## Aim
Each record below should be output verbatim, without pictures.

(Data records)
Begin

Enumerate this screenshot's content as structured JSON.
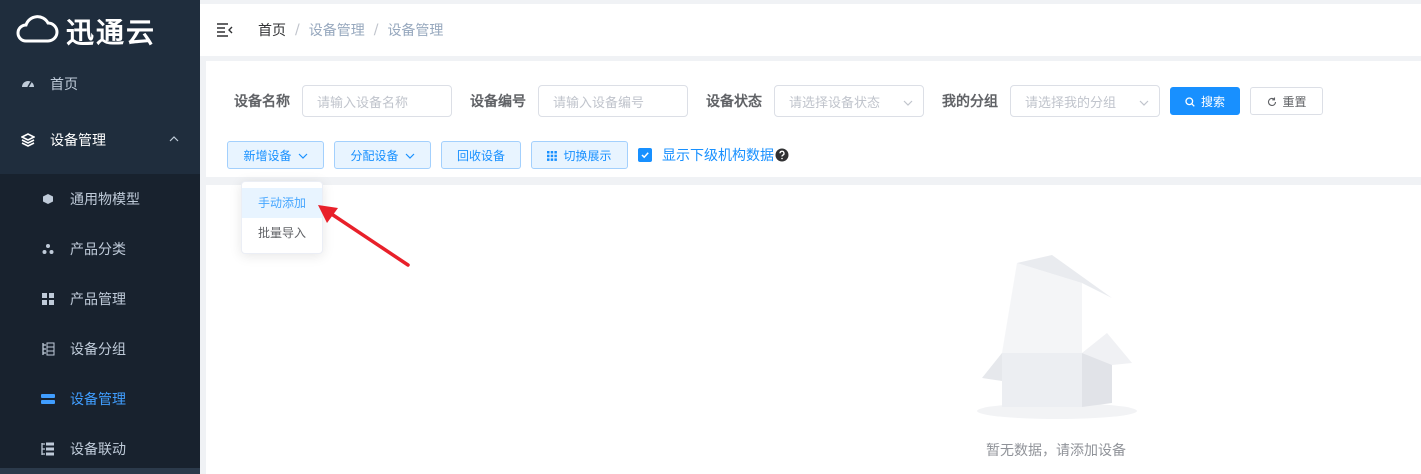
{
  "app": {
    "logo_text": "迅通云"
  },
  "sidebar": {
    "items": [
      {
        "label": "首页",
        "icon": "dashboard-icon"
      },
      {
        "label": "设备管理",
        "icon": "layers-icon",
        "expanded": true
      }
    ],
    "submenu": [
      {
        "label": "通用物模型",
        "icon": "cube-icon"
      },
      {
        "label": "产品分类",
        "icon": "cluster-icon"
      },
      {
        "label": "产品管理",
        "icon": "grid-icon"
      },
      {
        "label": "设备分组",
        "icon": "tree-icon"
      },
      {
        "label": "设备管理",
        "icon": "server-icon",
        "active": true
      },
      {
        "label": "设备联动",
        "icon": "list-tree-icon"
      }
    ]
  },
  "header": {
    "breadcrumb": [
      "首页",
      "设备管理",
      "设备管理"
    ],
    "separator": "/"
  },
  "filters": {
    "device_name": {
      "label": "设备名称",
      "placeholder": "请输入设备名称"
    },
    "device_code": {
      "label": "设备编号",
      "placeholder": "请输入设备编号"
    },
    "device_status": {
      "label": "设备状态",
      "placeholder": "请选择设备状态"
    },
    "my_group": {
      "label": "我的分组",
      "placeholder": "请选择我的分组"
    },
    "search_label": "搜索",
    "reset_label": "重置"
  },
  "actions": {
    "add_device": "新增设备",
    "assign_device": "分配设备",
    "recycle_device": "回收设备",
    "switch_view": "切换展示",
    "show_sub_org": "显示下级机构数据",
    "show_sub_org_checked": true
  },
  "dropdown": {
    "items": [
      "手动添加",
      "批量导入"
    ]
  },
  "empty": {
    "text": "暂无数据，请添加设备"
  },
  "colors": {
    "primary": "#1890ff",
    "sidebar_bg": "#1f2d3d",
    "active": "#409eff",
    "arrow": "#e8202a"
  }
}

End

## Solution below
Enumerate this screenshot's content as structured JSON.
{
  "app": {
    "logo_text": "迅通云"
  },
  "sidebar": {
    "items": [
      {
        "label": "首页",
        "icon": "dashboard-icon"
      },
      {
        "label": "设备管理",
        "icon": "layers-icon",
        "expanded": true
      }
    ],
    "submenu": [
      {
        "label": "通用物模型",
        "icon": "cube-icon"
      },
      {
        "label": "产品分类",
        "icon": "cluster-icon"
      },
      {
        "label": "产品管理",
        "icon": "grid-icon"
      },
      {
        "label": "设备分组",
        "icon": "tree-icon"
      },
      {
        "label": "设备管理",
        "icon": "server-icon",
        "active": true
      },
      {
        "label": "设备联动",
        "icon": "list-tree-icon"
      }
    ]
  },
  "header": {
    "breadcrumb": [
      "首页",
      "设备管理",
      "设备管理"
    ],
    "separator": "/"
  },
  "filters": {
    "device_name": {
      "label": "设备名称",
      "placeholder": "请输入设备名称"
    },
    "device_code": {
      "label": "设备编号",
      "placeholder": "请输入设备编号"
    },
    "device_status": {
      "label": "设备状态",
      "placeholder": "请选择设备状态"
    },
    "my_group": {
      "label": "我的分组",
      "placeholder": "请选择我的分组"
    },
    "search_label": "搜索",
    "reset_label": "重置"
  },
  "actions": {
    "add_device": "新增设备",
    "assign_device": "分配设备",
    "recycle_device": "回收设备",
    "switch_view": "切换展示",
    "show_sub_org": "显示下级机构数据",
    "show_sub_org_checked": true
  },
  "dropdown": {
    "items": [
      "手动添加",
      "批量导入"
    ]
  },
  "empty": {
    "text": "暂无数据，请添加设备"
  },
  "colors": {
    "primary": "#1890ff",
    "sidebar_bg": "#1f2d3d",
    "active": "#409eff",
    "arrow": "#e8202a"
  }
}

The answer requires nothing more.